Records from a collection:
□ □ □ □

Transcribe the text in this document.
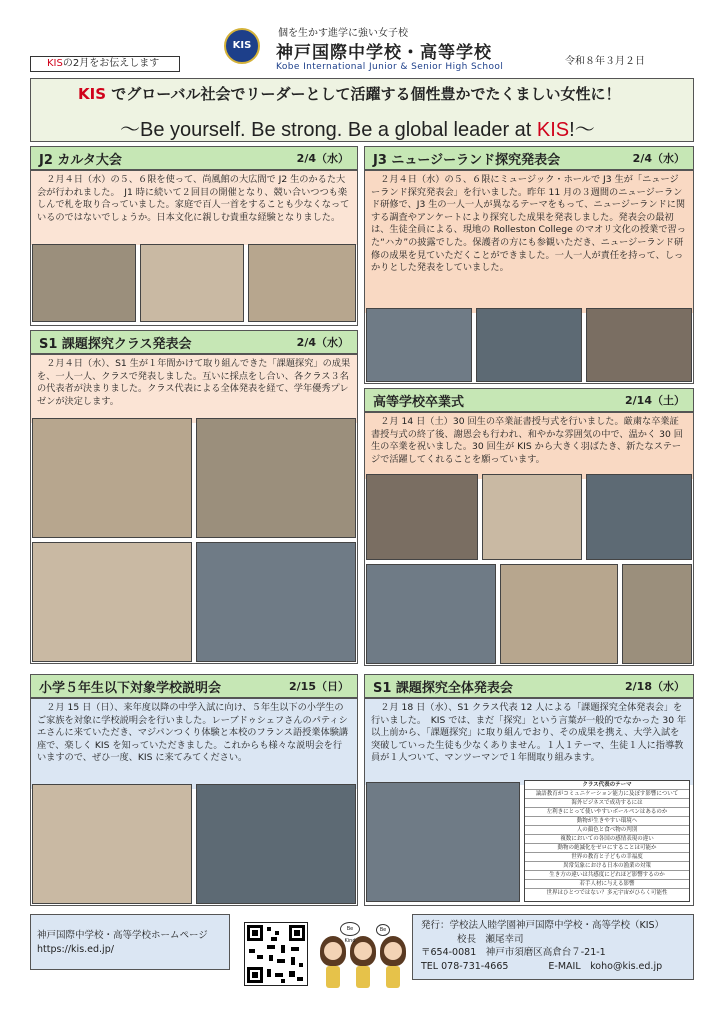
KISの2月をお伝えします
KIS
個を生かす進学に強い女子校
神戸国際中学校・高等学校
Kobe International Junior & Senior High School	令和８年３月２日
KIS でグローバル社会でリーダーとして活躍する個性豊かでたくましい女性に！
～Be yourself. Be strong. Be a global leader at KIS!～
J2 カルタ大会	2/4（水）
２月４日（水）の５、６限を使って、尚風館の大広間で J2 生のかるた大会が行われました。　J1 時に続いて２回目の開催となり、競い合いつつも楽しんで札を取り合っていました。家庭で百人一首をすることも少なくなっているのではないでしょうか。日本文化に親しむ貴重な経験となりました。
J3 ニュージーランド探究発表会	2/4（水）
２月４日（水）の５、６限にミュージック・ホールで J3 生が「ニュージーランド探究発表会」を行いました。昨年 11 月の３週間のニュージーランド研修で、J3 生の一人一人が異なるテーマをもって、ニュージーランドに関する調査やアンケートにより探究した成果を発表しました。発表会の最初は、生徒全員による、現地の Rolleston College のマオリ文化の授業で習った“ハカ”の披露でした。保護者の方にも参観いただき、ニュージーランド研修の成果を見ていただくことができました。一人一人が責任を持って、しっかりとした発表をしていました。
S1 課題探究クラス発表会	2/4（水）
２月４日（水）、S1 生が１年間かけて取り組んできた「課題探究」の成果を、一人一人、クラスで発表しました。互いに採点をし合い、各クラス３名の代表者が決まりました。クラス代表による全体発表を経て、学年優秀プレゼンが決定します。	高等学校卒業式	2/14（土）
２月 14 日（土）30 回生の卒業証書授与式を行いました。厳粛な卒業証書授与式の終了後、謝恩会も行われ、和やかな雰囲気の中で、温かく 30 回生の卒業を祝いました。30 回生が KIS から大きく羽ばたき、新たなステージで活躍してくれることを願っています。
小学５年生以下対象学校説明会	2/15（日）
２月 15 日（日）、来年度以降の中学入試に向け、５年生以下の小学生のご家族を対象に学校説明会を行いました。レーブドゥシェフさんのパティシエさんに来ていただき、マジパンつくり体験と本校のフランス語授業体験講座で、楽しく KIS を知っていただきました。これからも様々な説明会を行いますので、ぜひ一度、KIS に来てみてください。
S1 課題探究全体発表会	2/18（水）
２月 18 日（水）、S1 クラス代表 12 人による「課題探究全体発表会」を行いました。　KIS では、まだ「探究」という言葉が一般的でなかった 30 年以上前から、「課題探究」に取り組んでおり、その成果を携え、大学入試を突破していった生徒も少なくありません。１人１テーマ、生徒１人に指導教員が１人ついて、マンツーマンで１年間取り組みます。
クラス代表のテーマ
論語教育がコミュニケーション能力に及ぼす影響について
海外ビジネスで成功するには
左利きにとって使いやすいボールペンはあるのか
動物が生きやすい環境へ
人の顔色と食べ物の判別
複数においての各国の感情表現の違い
動物の絶滅化をゼロにすることは可能か
世界の教育と子どもの幸福度
異常気象における日本の漁業の対策
生き方の違いは共感度にどれほど影響するのか
若手人材に与える影響
世界はひとつではない？多元宇宙がひらく可能性
神戸国際中学校・高等学校ホームページ
https://kis.ed.jp/
Be Kind
Be	発行：学校法人睦学園神戸国際中学校・高等学校（KIS）
校長　瀬尾幸司
〒654-0081　神戸市須磨区高倉台７-21-1
TEL 078-731-4665	E-MAIL　koho@kis.ed.jp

□ □ □ □

Description of the task — Write out the records above once more, word for word, with no pictures.

Response to the exercise —
Transcribe the text in this document.
KISの2月をお伝えします
KIS
個を生かす進学に強い女子校
神戸国際中学校・高等学校
Kobe International Junior & Senior High School	令和８年３月２日
KIS でグローバル社会でリーダーとして活躍する個性豊かでたくましい女性に！
～Be yourself. Be strong. Be a global leader at KIS!～
J2 カルタ大会	2/4（水）
２月４日（水）の５、６限を使って、尚風館の大広間で J2 生のかるた大会が行われました。　J1 時に続いて２回目の開催となり、競い合いつつも楽しんで札を取り合っていました。家庭で百人一首をすることも少なくなっているのではないでしょうか。日本文化に親しむ貴重な経験となりました。
J3 ニュージーランド探究発表会	2/4（水）
２月４日（水）の５、６限にミュージック・ホールで J3 生が「ニュージーランド探究発表会」を行いました。昨年 11 月の３週間のニュージーランド研修で、J3 生の一人一人が異なるテーマをもって、ニュージーランドに関する調査やアンケートにより探究した成果を発表しました。発表会の最初は、生徒全員による、現地の Rolleston College のマオリ文化の授業で習った“ハカ”の披露でした。保護者の方にも参観いただき、ニュージーランド研修の成果を見ていただくことができました。一人一人が責任を持って、しっかりとした発表をしていました。
S1 課題探究クラス発表会	2/4（水）
２月４日（水）、S1 生が１年間かけて取り組んできた「課題探究」の成果を、一人一人、クラスで発表しました。互いに採点をし合い、各クラス３名の代表者が決まりました。クラス代表による全体発表を経て、学年優秀プレゼンが決定します。	高等学校卒業式	2/14（土）
２月 14 日（土）30 回生の卒業証書授与式を行いました。厳粛な卒業証書授与式の終了後、謝恩会も行われ、和やかな雰囲気の中で、温かく 30 回生の卒業を祝いました。30 回生が KIS から大きく羽ばたき、新たなステージで活躍してくれることを願っています。
小学５年生以下対象学校説明会	2/15（日）
２月 15 日（日）、来年度以降の中学入試に向け、５年生以下の小学生のご家族を対象に学校説明会を行いました。レーブドゥシェフさんのパティシエさんに来ていただき、マジパンつくり体験と本校のフランス語授業体験講座で、楽しく KIS を知っていただきました。これからも様々な説明会を行いますので、ぜひ一度、KIS に来てみてください。
S1 課題探究全体発表会	2/18（水）
２月 18 日（水）、S1 クラス代表 12 人による「課題探究全体発表会」を行いました。　KIS では、まだ「探究」という言葉が一般的でなかった 30 年以上前から、「課題探究」に取り組んでおり、その成果を携え、大学入試を突破していった生徒も少なくありません。１人１テーマ、生徒１人に指導教員が１人ついて、マンツーマンで１年間取り組みます。
クラス代表のテーマ
論語教育がコミュニケーション能力に及ぼす影響について
海外ビジネスで成功するには
左利きにとって使いやすいボールペンはあるのか
動物が生きやすい環境へ
人の顔色と食べ物の判別
複数においての各国の感情表現の違い
動物の絶滅化をゼロにすることは可能か
世界の教育と子どもの幸福度
異常気象における日本の漁業の対策
生き方の違いは共感度にどれほど影響するのか
若手人材に与える影響
世界はひとつではない？多元宇宙がひらく可能性
神戸国際中学校・高等学校ホームページ
https://kis.ed.jp/
Be Kind
Be	発行：学校法人睦学園神戸国際中学校・高等学校（KIS）
校長　瀬尾幸司
〒654-0081　神戸市須磨区高倉台７-21-1
TEL 078-731-4665	E-MAIL　koho@kis.ed.jp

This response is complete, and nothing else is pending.